> **What you are asked to do**: Using the listing below, report all lines holding the word "originais".

Extracted records:
++++++
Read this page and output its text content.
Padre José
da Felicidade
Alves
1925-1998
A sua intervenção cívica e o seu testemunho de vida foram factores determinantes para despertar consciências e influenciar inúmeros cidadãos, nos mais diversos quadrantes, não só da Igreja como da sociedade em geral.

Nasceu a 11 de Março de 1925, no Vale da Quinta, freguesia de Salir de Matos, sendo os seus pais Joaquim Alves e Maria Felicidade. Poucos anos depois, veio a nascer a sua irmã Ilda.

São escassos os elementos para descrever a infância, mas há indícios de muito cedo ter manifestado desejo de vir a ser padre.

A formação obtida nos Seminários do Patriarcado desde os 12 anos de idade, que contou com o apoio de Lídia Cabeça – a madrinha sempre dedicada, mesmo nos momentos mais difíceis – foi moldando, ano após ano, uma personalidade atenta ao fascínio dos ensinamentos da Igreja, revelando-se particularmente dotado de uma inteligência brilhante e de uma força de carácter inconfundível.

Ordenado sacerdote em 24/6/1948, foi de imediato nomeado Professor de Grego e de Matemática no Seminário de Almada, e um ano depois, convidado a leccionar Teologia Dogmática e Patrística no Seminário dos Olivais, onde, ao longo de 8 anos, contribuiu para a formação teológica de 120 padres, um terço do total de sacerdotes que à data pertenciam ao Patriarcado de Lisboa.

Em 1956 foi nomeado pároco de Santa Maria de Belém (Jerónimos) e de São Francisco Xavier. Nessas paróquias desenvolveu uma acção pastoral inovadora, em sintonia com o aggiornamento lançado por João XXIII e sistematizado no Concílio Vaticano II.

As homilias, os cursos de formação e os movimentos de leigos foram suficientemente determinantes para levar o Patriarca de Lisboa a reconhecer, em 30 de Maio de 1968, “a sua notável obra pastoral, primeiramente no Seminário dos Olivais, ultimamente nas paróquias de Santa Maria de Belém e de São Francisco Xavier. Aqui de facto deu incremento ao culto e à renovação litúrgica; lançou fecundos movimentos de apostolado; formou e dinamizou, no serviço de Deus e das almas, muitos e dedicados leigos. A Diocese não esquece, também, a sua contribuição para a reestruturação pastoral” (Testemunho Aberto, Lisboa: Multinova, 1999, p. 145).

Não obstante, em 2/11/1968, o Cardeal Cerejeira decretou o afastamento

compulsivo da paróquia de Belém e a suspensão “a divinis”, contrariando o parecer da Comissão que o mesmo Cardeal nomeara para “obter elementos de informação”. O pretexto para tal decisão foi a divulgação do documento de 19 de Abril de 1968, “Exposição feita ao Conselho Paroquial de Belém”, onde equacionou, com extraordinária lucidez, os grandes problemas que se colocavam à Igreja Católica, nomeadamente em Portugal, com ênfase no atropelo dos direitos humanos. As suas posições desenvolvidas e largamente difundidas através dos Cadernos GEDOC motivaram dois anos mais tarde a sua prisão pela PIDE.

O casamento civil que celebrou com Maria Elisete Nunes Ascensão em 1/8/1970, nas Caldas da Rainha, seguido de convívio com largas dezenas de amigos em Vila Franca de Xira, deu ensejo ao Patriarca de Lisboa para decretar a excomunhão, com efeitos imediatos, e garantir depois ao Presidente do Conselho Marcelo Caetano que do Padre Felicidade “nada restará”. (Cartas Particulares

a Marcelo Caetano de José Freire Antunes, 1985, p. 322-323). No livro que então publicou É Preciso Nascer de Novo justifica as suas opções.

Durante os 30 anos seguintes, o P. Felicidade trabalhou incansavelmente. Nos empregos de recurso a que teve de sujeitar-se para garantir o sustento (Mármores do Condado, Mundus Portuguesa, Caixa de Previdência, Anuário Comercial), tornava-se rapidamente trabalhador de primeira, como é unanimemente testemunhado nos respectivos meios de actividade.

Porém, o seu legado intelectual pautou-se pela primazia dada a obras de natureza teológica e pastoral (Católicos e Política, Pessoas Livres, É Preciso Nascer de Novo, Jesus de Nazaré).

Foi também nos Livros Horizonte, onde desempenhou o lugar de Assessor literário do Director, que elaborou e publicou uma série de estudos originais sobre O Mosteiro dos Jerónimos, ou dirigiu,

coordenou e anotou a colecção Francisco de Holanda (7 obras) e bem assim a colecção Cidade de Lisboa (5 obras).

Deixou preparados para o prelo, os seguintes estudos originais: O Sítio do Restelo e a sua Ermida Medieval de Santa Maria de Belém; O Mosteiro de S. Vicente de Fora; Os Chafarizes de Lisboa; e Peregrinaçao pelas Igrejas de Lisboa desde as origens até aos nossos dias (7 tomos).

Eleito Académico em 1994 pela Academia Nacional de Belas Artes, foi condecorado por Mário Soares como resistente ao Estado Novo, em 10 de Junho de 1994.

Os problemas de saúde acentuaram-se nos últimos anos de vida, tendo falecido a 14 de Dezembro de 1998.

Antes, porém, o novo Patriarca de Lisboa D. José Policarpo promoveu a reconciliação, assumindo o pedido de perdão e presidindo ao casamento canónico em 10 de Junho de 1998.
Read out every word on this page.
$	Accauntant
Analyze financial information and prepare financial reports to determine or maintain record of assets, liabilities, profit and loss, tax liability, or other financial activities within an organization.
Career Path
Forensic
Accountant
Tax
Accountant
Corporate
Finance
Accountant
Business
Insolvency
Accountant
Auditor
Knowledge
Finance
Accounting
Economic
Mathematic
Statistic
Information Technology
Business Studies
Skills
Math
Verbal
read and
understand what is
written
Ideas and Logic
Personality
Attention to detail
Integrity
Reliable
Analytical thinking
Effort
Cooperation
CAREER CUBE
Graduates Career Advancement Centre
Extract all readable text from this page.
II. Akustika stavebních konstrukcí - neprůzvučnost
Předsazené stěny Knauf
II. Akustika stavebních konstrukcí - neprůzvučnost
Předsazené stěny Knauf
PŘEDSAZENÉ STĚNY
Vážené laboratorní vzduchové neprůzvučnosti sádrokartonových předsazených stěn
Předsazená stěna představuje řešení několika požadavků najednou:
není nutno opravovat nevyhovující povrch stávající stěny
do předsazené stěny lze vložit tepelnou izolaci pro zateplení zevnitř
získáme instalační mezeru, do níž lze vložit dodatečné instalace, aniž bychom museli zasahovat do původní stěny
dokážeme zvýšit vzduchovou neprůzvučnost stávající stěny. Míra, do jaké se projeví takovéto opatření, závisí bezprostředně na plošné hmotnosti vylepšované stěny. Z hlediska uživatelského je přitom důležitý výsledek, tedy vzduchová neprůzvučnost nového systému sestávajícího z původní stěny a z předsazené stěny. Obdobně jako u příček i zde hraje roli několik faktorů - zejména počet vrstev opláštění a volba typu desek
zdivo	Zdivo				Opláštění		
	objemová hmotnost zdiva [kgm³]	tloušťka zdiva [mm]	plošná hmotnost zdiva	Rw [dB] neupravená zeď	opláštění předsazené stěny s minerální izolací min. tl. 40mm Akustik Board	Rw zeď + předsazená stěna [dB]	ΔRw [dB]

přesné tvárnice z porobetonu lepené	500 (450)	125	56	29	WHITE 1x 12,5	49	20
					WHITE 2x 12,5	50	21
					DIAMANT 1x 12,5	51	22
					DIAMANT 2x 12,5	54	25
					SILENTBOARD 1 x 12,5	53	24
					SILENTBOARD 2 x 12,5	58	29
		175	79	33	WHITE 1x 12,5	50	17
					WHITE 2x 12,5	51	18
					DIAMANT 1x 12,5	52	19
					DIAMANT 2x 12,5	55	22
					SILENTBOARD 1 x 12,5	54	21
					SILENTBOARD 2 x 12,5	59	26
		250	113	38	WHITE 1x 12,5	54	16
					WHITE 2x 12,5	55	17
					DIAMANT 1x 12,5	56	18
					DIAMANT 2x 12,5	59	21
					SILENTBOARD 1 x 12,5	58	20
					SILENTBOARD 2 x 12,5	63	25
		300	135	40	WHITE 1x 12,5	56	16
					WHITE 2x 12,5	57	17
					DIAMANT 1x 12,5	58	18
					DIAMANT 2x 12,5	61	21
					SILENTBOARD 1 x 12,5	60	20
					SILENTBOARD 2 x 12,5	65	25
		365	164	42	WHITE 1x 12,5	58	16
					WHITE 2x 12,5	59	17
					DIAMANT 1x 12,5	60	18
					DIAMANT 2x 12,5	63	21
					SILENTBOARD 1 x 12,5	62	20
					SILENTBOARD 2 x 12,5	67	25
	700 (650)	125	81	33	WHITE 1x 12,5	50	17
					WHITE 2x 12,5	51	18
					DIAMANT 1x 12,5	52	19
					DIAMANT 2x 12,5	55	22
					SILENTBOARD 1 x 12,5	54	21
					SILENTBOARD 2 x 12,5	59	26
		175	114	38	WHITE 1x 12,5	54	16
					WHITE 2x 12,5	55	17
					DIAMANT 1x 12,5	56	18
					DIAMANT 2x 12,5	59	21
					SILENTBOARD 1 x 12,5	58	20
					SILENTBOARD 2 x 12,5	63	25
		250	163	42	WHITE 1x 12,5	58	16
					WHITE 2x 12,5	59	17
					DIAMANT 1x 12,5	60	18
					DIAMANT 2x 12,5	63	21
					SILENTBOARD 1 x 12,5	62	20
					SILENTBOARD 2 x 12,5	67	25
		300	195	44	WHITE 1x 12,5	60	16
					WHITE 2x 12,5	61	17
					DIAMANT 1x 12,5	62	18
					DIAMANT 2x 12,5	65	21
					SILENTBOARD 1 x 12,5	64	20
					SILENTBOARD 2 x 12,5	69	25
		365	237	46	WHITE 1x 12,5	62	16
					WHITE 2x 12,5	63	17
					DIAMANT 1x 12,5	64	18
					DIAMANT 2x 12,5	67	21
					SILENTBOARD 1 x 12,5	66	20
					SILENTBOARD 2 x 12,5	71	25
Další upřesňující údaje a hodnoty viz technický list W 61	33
++++++
> **Output for this exercise**:
Foi também nos Livros Horizonte, onde desempenhou o lugar de Assessor literário do Director, que elaborou e publicou uma série de estudos originais sobre O Mosteiro dos Jerónimos, ou dirigiu,
Deixou preparados para o prelo, os seguintes estudos originais: O Sítio do Restelo e a sua Ermida Medieval de Santa Maria de Belém; O Mosteiro de S. Vicente de Fora; Os Chafarizes de Lisboa; e Peregrinaçao pelas Igrejas de Lisboa desde as origens até aos nossos dias (7 tomos).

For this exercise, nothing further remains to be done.